== INPUT ROWS
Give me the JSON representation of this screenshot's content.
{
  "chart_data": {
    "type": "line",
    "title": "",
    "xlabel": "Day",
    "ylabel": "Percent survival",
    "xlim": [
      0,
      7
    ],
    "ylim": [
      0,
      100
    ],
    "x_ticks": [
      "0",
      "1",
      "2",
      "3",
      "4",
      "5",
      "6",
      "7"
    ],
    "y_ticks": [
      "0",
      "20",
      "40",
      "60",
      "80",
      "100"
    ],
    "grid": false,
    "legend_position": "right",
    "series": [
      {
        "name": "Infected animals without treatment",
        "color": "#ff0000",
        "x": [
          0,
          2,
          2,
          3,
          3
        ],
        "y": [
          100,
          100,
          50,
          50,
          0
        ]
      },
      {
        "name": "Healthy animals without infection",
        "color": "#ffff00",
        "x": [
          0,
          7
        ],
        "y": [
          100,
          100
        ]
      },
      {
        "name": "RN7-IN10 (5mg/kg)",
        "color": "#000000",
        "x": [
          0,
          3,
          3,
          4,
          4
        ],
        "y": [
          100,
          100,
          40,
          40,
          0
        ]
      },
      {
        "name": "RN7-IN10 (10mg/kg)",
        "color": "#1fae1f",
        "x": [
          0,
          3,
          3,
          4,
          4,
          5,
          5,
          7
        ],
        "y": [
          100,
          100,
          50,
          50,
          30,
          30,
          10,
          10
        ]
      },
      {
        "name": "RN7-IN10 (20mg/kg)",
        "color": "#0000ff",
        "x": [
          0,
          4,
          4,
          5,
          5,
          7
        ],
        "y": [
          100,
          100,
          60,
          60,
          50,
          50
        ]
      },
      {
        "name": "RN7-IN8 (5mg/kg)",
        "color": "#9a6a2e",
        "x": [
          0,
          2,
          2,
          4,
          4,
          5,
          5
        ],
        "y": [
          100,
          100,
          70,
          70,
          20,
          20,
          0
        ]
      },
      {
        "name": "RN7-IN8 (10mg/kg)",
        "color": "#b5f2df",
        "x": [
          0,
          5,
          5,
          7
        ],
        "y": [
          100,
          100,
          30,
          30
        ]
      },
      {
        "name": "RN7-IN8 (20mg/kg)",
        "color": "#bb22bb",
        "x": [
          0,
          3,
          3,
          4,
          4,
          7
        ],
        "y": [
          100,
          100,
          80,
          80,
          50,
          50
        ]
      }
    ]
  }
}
====
▸ WHAT THIS TASK INVOLVES:
All entries must be repeated verbatim.

▸ THE REPLY:
Give me the JSON representation of this screenshot's content.
{
  "chart_data": {
    "type": "line",
    "title": "",
    "xlabel": "Day",
    "ylabel": "Percent survival",
    "xlim": [
      0,
      7
    ],
    "ylim": [
      0,
      100
    ],
    "x_ticks": [
      "0",
      "1",
      "2",
      "3",
      "4",
      "5",
      "6",
      "7"
    ],
    "y_ticks": [
      "0",
      "20",
      "40",
      "60",
      "80",
      "100"
    ],
    "grid": false,
    "legend_position": "right",
    "series": [
      {
        "name": "Infected animals without treatment",
        "color": "#ff0000",
        "x": [
          0,
          2,
          2,
          3,
          3
        ],
        "y": [
          100,
          100,
          50,
          50,
          0
        ]
      },
      {
        "name": "Healthy animals without infection",
        "color": "#ffff00",
        "x": [
          0,
          7
        ],
        "y": [
          100,
          100
        ]
      },
      {
        "name": "RN7-IN10 (5mg/kg)",
        "color": "#000000",
        "x": [
          0,
          3,
          3,
          4,
          4
        ],
        "y": [
          100,
          100,
          40,
          40,
          0
        ]
      },
      {
        "name": "RN7-IN10 (10mg/kg)",
        "color": "#1fae1f",
        "x": [
          0,
          3,
          3,
          4,
          4,
          5,
          5,
          7
        ],
        "y": [
          100,
          100,
          50,
          50,
          30,
          30,
          10,
          10
        ]
      },
      {
        "name": "RN7-IN10 (20mg/kg)",
        "color": "#0000ff",
        "x": [
          0,
          4,
          4,
          5,
          5,
          7
        ],
        "y": [
          100,
          100,
          60,
          60,
          50,
          50
        ]
      },
      {
        "name": "RN7-IN8 (5mg/kg)",
        "color": "#9a6a2e",
        "x": [
          0,
          2,
          2,
          4,
          4,
          5,
          5
        ],
        "y": [
          100,
          100,
          70,
          70,
          20,
          20,
          0
        ]
      },
      {
        "name": "RN7-IN8 (10mg/kg)",
        "color": "#b5f2df",
        "x": [
          0,
          5,
          5,
          7
        ],
        "y": [
          100,
          100,
          30,
          30
        ]
      },
      {
        "name": "RN7-IN8 (20mg/kg)",
        "color": "#bb22bb",
        "x": [
          0,
          3,
          3,
          4,
          4,
          7
        ],
        "y": [
          100,
          100,
          80,
          80,
          50,
          50
        ]
      }
    ]
  }
}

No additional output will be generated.